EXERCISE REQUIREMENTS —
Scan the lines below for the string "overlap" and copy every one that has it.

EXCERPTED DATA —
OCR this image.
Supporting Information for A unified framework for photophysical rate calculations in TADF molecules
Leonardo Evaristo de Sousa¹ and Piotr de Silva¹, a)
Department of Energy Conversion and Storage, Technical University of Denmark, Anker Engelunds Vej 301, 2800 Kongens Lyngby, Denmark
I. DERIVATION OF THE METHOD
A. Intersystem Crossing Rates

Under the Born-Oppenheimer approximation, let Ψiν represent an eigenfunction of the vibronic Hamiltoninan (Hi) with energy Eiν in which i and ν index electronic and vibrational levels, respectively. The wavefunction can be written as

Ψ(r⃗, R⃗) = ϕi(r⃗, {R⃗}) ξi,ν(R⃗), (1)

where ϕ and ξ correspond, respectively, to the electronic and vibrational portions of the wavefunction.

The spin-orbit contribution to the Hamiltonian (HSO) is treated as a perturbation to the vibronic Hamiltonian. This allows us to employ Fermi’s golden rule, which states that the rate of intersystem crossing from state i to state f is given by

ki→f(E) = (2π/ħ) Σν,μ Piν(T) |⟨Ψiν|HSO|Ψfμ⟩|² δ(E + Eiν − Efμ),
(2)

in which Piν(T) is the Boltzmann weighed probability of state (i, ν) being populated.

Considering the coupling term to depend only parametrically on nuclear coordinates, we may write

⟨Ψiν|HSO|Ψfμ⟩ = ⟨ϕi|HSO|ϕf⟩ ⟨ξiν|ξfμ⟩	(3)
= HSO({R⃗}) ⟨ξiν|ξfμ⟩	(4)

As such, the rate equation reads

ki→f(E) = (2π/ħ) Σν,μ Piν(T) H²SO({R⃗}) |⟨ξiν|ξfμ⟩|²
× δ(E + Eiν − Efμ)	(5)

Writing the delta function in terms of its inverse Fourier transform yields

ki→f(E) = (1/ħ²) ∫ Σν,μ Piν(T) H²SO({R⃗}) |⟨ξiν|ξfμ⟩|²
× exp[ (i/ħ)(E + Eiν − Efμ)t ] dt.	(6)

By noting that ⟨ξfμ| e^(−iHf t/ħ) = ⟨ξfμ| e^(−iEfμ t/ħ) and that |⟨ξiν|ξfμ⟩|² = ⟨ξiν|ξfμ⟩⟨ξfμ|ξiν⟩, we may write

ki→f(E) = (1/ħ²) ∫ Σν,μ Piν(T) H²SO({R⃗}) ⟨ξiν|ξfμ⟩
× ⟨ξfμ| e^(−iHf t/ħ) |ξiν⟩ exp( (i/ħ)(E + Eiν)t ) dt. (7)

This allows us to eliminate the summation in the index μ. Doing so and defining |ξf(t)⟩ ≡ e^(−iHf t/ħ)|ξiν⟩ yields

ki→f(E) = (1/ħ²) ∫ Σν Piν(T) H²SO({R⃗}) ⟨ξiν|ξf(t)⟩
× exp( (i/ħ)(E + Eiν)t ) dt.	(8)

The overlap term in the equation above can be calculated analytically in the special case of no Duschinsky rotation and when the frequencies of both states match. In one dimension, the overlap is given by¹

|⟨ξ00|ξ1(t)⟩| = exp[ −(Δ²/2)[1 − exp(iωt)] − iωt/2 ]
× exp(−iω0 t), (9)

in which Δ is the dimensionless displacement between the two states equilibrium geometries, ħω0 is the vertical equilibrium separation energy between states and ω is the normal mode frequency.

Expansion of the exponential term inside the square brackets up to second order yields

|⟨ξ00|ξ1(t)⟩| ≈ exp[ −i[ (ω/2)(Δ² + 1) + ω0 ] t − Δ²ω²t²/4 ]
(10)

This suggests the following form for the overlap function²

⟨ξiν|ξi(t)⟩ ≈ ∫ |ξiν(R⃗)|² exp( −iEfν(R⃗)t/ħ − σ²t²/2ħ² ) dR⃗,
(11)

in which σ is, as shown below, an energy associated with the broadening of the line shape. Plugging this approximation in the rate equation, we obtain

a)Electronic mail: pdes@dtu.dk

EXERCISE RESULT —
The overlap term in the equation above can be calculated analytically in the special case of no Duschinsky rotation and when the frequencies of both states match. In one dimension, the overlap is given by¹
This suggests the following form for the overlap function²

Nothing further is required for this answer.